[CHALLENGE]
Return all the entries exactly, keeping pictures out.

[Lines of data]
====

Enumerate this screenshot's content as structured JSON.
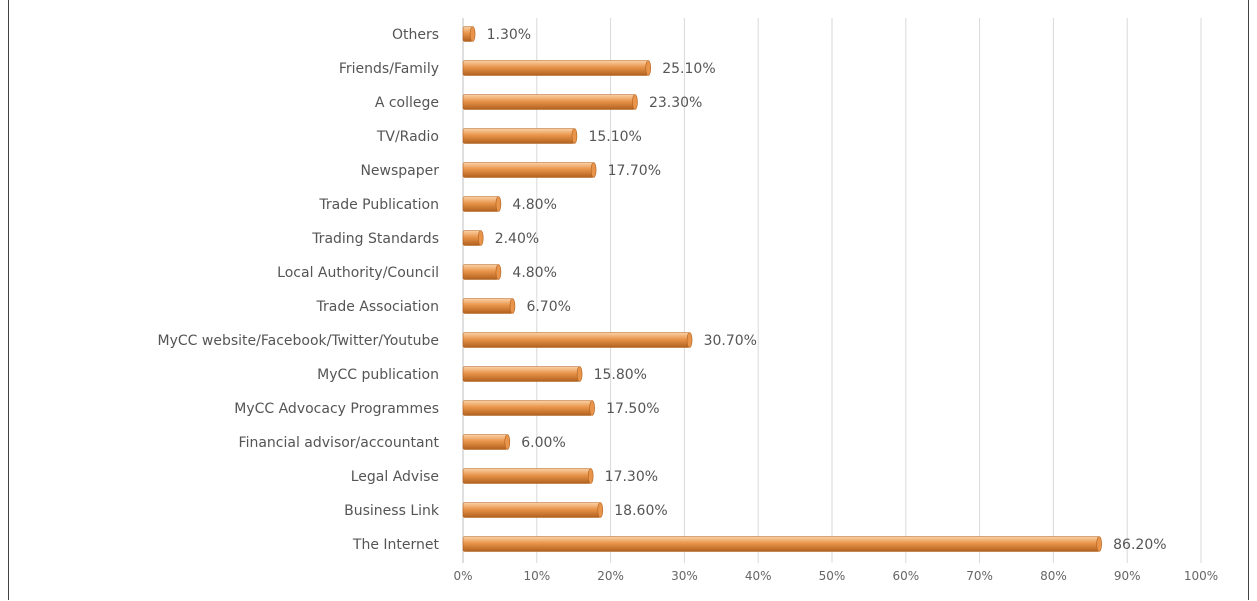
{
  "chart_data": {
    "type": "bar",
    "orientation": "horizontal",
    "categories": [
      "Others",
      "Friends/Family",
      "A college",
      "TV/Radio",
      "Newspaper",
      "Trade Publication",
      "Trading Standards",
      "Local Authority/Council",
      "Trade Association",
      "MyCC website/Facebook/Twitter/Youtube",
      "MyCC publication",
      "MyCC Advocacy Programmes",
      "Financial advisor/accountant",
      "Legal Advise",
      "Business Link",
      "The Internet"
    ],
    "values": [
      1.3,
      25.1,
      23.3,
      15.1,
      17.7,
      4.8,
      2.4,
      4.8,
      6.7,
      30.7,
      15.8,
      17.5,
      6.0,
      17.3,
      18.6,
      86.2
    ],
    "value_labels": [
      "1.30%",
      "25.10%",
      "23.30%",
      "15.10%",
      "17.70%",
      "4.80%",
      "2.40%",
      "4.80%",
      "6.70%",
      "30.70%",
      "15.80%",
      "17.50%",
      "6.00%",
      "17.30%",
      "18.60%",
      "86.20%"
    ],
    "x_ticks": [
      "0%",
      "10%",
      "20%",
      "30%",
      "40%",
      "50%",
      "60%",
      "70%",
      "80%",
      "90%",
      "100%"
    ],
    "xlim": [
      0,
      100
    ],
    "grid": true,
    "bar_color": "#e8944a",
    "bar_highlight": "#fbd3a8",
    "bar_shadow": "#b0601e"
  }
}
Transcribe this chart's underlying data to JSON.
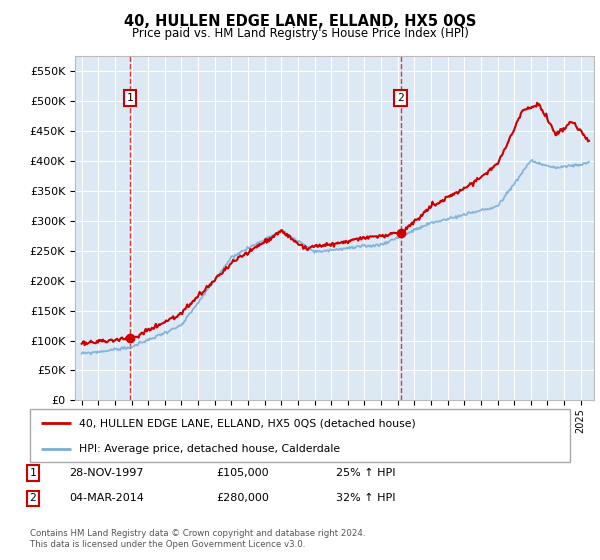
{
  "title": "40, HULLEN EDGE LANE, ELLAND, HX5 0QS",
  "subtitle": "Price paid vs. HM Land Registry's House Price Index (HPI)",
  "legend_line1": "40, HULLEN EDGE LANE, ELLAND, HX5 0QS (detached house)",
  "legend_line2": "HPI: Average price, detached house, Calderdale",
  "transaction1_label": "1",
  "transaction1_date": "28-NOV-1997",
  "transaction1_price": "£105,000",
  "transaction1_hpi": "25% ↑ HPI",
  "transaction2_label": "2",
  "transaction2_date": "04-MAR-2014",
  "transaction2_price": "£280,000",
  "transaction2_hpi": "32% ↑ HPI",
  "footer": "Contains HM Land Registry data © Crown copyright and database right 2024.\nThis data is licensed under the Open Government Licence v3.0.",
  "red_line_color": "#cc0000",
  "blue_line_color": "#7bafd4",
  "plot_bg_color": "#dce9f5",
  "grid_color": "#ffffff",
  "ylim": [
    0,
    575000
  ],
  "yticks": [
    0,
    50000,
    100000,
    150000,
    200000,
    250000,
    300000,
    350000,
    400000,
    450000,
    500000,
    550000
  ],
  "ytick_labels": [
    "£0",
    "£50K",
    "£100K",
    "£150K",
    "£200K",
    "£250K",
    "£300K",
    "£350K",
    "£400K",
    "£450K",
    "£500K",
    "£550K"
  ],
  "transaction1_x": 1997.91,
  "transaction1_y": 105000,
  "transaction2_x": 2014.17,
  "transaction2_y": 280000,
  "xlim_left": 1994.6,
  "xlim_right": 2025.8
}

====

[ANSWER TO THE PROBLEM]
Enumerate this screenshot's content as structured JSON.
{
  "chart_data": {
    "type": "bar",
    "orientation": "horizontal",
    "categories": [
      "Others",
      "Friends/Family",
      "A college",
      "TV/Radio",
      "Newspaper",
      "Trade Publication",
      "Trading Standards",
      "Local Authority/Council",
      "Trade Association",
      "MyCC website/Facebook/Twitter/Youtube",
      "MyCC publication",
      "MyCC Advocacy Programmes",
      "Financial advisor/accountant",
      "Legal Advise",
      "Business Link",
      "The Internet"
    ],
    "values": [
      1.3,
      25.1,
      23.3,
      15.1,
      17.7,
      4.8,
      2.4,
      4.8,
      6.7,
      30.7,
      15.8,
      17.5,
      6.0,
      17.3,
      18.6,
      86.2
    ],
    "value_labels": [
      "1.30%",
      "25.10%",
      "23.30%",
      "15.10%",
      "17.70%",
      "4.80%",
      "2.40%",
      "4.80%",
      "6.70%",
      "30.70%",
      "15.80%",
      "17.50%",
      "6.00%",
      "17.30%",
      "18.60%",
      "86.20%"
    ],
    "x_ticks": [
      "0%",
      "10%",
      "20%",
      "30%",
      "40%",
      "50%",
      "60%",
      "70%",
      "80%",
      "90%",
      "100%"
    ],
    "xlim": [
      0,
      100
    ],
    "grid": true,
    "bar_color": "#e8944a",
    "bar_highlight": "#fbd3a8",
    "bar_shadow": "#b0601e"
  }
}
Transcribe this chart's underlying data to JSON.
{
  "title": "40, HULLEN EDGE LANE, ELLAND, HX5 0QS",
  "subtitle": "Price paid vs. HM Land Registry's House Price Index (HPI)",
  "legend_line1": "40, HULLEN EDGE LANE, ELLAND, HX5 0QS (detached house)",
  "legend_line2": "HPI: Average price, detached house, Calderdale",
  "transaction1_label": "1",
  "transaction1_date": "28-NOV-1997",
  "transaction1_price": "£105,000",
  "transaction1_hpi": "25% ↑ HPI",
  "transaction2_label": "2",
  "transaction2_date": "04-MAR-2014",
  "transaction2_price": "£280,000",
  "transaction2_hpi": "32% ↑ HPI",
  "footer": "Contains HM Land Registry data © Crown copyright and database right 2024.\nThis data is licensed under the Open Government Licence v3.0.",
  "red_line_color": "#cc0000",
  "blue_line_color": "#7bafd4",
  "plot_bg_color": "#dce9f5",
  "grid_color": "#ffffff",
  "ylim": [
    0,
    575000
  ],
  "yticks": [
    0,
    50000,
    100000,
    150000,
    200000,
    250000,
    300000,
    350000,
    400000,
    450000,
    500000,
    550000
  ],
  "ytick_labels": [
    "£0",
    "£50K",
    "£100K",
    "£150K",
    "£200K",
    "£250K",
    "£300K",
    "£350K",
    "£400K",
    "£450K",
    "£500K",
    "£550K"
  ],
  "transaction1_x": 1997.91,
  "transaction1_y": 105000,
  "transaction2_x": 2014.17,
  "transaction2_y": 280000,
  "xlim_left": 1994.6,
  "xlim_right": 2025.8
}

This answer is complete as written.